[Saved data entries]
%%
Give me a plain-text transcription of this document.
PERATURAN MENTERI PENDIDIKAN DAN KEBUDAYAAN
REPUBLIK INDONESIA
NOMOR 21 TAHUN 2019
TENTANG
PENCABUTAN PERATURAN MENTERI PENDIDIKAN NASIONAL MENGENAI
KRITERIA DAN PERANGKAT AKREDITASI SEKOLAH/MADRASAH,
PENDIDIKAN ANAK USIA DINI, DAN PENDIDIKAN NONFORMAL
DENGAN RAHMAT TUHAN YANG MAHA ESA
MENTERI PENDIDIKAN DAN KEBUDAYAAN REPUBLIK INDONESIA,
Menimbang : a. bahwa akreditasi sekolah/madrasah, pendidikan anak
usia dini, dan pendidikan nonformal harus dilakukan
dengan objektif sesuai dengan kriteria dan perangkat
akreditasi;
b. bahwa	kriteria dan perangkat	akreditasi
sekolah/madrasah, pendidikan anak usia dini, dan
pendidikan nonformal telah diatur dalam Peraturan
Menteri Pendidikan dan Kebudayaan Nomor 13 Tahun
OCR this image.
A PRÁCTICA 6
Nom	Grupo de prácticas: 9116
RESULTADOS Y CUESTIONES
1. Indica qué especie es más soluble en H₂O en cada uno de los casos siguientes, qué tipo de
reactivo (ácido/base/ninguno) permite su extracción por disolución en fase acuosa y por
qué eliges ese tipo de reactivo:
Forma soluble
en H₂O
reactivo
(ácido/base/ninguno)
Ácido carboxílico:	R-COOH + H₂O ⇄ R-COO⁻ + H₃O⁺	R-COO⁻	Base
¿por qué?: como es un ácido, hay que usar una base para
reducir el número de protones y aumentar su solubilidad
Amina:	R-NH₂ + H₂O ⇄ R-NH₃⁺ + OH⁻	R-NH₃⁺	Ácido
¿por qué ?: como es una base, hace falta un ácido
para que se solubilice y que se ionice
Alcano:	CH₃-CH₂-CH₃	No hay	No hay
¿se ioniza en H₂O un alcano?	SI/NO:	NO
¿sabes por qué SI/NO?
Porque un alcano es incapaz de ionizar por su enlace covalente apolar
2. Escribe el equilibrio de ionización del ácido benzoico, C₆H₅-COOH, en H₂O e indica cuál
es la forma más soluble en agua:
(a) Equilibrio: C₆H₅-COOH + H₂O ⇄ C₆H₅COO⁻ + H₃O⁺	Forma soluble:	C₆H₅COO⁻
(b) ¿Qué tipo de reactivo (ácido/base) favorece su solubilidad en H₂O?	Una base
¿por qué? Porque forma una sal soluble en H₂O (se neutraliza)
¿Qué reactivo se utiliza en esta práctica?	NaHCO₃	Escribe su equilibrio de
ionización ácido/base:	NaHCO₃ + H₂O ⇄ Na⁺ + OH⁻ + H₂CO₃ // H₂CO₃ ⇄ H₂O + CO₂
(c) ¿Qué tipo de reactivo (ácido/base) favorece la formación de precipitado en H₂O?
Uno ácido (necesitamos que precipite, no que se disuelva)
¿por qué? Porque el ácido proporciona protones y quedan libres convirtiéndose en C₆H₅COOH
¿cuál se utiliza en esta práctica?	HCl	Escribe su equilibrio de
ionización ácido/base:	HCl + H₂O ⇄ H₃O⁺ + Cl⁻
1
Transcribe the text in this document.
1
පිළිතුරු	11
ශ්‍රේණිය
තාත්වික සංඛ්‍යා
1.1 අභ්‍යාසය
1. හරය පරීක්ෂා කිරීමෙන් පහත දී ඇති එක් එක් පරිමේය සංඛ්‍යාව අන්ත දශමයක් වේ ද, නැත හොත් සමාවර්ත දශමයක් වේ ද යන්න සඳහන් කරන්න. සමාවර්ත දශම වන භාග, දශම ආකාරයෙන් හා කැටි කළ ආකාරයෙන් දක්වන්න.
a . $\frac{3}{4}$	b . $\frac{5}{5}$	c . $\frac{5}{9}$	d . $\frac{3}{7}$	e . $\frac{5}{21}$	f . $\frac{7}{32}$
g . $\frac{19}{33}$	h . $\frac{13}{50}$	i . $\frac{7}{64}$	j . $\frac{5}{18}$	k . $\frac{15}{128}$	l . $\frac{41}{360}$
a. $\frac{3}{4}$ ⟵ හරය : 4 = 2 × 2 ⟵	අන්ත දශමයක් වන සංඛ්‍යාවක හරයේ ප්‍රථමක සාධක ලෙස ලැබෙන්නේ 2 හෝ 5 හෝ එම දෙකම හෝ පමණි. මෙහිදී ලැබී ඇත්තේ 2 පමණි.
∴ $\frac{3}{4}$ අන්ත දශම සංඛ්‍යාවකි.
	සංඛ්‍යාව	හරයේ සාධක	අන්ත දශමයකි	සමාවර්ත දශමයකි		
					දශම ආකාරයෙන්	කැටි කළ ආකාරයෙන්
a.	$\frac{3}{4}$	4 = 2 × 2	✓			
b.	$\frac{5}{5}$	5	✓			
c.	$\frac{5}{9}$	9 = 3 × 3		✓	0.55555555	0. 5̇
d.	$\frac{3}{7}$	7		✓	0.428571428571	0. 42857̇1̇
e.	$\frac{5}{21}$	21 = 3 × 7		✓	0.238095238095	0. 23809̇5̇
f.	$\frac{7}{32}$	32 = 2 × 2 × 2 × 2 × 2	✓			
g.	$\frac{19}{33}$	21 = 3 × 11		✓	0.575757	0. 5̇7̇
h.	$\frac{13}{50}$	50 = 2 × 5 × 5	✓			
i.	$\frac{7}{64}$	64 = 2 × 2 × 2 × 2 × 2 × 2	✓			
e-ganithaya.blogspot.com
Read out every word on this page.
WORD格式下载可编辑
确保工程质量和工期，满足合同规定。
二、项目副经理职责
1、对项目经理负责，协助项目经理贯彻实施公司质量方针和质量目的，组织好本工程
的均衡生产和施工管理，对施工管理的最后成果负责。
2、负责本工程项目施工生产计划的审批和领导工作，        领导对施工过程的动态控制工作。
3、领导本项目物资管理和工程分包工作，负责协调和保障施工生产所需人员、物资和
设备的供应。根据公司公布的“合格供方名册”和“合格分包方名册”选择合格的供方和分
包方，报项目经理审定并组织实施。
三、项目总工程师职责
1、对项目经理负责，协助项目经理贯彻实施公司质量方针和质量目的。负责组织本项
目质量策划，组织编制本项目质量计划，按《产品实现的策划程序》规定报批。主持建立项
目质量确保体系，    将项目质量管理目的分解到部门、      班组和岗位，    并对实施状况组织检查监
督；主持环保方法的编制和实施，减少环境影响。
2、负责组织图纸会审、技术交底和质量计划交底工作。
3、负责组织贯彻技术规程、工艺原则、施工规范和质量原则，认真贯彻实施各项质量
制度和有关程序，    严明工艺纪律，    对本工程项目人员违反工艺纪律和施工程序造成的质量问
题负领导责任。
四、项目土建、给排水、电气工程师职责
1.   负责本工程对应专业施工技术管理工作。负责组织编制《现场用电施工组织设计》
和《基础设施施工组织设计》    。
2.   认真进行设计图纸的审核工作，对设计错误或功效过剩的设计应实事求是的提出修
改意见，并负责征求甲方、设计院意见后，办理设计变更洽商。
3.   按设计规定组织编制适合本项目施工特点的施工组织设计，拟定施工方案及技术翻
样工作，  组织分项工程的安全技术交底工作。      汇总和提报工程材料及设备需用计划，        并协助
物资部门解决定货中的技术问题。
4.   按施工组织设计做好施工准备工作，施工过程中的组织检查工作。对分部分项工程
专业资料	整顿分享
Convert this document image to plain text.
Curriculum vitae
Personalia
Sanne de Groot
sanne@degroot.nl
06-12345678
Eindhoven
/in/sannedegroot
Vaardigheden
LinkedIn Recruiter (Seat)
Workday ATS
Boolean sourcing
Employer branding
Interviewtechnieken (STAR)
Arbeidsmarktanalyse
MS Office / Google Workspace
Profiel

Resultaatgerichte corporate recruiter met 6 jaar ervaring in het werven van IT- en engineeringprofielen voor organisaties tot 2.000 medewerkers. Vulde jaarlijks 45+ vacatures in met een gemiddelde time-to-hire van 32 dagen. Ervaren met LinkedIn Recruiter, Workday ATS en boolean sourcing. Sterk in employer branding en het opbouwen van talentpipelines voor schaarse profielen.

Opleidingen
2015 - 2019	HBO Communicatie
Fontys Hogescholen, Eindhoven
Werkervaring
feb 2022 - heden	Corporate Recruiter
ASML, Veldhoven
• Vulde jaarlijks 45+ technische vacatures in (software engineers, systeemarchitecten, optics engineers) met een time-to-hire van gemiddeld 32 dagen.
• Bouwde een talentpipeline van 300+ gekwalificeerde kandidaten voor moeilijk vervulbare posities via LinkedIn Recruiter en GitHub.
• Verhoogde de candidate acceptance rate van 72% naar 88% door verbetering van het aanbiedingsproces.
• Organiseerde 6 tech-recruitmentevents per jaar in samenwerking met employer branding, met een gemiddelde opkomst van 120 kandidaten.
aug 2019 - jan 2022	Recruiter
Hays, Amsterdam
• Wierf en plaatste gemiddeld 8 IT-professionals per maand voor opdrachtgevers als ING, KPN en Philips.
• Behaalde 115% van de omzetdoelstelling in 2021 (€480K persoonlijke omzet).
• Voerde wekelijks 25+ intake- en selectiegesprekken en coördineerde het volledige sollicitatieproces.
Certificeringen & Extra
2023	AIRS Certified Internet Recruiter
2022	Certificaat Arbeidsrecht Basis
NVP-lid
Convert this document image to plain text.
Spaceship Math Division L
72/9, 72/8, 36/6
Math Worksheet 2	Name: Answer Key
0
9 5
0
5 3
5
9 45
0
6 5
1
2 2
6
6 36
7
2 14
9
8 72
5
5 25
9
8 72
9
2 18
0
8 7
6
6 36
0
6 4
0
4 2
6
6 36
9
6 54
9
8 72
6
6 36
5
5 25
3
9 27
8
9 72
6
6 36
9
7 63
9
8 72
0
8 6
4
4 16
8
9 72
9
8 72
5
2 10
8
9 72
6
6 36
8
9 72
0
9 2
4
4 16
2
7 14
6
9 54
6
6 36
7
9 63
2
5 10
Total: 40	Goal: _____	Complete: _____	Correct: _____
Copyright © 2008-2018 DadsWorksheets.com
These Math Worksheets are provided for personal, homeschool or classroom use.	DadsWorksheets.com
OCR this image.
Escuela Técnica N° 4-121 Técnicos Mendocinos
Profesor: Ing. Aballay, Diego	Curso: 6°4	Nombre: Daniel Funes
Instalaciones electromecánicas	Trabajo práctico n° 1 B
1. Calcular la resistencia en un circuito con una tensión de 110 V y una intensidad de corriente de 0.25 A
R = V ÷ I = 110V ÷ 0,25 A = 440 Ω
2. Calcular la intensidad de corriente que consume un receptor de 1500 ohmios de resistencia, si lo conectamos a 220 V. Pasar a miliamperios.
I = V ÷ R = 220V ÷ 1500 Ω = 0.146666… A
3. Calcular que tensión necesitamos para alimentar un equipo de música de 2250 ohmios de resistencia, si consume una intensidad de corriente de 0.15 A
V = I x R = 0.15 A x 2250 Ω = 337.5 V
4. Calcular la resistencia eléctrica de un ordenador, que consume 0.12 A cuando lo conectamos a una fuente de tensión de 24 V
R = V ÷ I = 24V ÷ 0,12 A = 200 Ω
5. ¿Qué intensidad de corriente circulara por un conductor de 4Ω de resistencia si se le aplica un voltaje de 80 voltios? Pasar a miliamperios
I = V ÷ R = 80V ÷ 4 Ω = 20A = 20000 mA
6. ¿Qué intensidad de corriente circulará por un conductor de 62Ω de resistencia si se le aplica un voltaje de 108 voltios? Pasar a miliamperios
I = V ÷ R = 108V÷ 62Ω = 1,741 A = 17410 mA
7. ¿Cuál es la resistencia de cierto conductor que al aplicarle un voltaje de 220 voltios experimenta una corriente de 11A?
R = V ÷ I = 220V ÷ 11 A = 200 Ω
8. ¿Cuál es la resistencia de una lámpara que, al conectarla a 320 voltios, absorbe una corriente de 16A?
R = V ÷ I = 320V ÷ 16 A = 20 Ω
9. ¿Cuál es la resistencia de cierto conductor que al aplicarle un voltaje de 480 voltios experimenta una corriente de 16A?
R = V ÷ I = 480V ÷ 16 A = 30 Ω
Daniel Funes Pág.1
%%
What is being asked:
Go through the data above and find the lines with the word "ninguno". Copy each of those lines.

Response:
reactivo (ácido/base/ninguno) permite su extracción por disolución en fase acuosa y por
(ácido/base/ninguno)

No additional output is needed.